Your objective
Exactly reproduce the lines that follow.

[Collection entries]

━━━━━━━━━━

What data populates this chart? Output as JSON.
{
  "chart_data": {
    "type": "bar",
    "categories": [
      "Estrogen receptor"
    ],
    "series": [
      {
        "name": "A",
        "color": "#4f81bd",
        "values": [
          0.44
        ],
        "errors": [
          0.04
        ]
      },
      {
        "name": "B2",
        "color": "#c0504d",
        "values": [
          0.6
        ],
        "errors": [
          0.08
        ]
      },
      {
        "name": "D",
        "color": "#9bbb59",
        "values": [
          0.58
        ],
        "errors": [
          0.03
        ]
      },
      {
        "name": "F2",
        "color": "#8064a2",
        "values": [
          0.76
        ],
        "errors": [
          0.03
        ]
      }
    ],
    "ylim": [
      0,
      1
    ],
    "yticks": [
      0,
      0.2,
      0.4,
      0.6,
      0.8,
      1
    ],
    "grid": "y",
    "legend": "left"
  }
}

━━━━━━━━━━

Result of the exercise
What data populates this chart? Output as JSON.
{
  "chart_data": {
    "type": "bar",
    "categories": [
      "Estrogen receptor"
    ],
    "series": [
      {
        "name": "A",
        "color": "#4f81bd",
        "values": [
          0.44
        ],
        "errors": [
          0.04
        ]
      },
      {
        "name": "B2",
        "color": "#c0504d",
        "values": [
          0.6
        ],
        "errors": [
          0.08
        ]
      },
      {
        "name": "D",
        "color": "#9bbb59",
        "values": [
          0.58
        ],
        "errors": [
          0.03
        ]
      },
      {
        "name": "F2",
        "color": "#8064a2",
        "values": [
          0.76
        ],
        "errors": [
          0.03
        ]
      }
    ],
    "ylim": [
      0,
      1
    ],
    "yticks": [
      0,
      0.2,
      0.4,
      0.6,
      0.8,
      1
    ],
    "grid": "y",
    "legend": "left"
  }
}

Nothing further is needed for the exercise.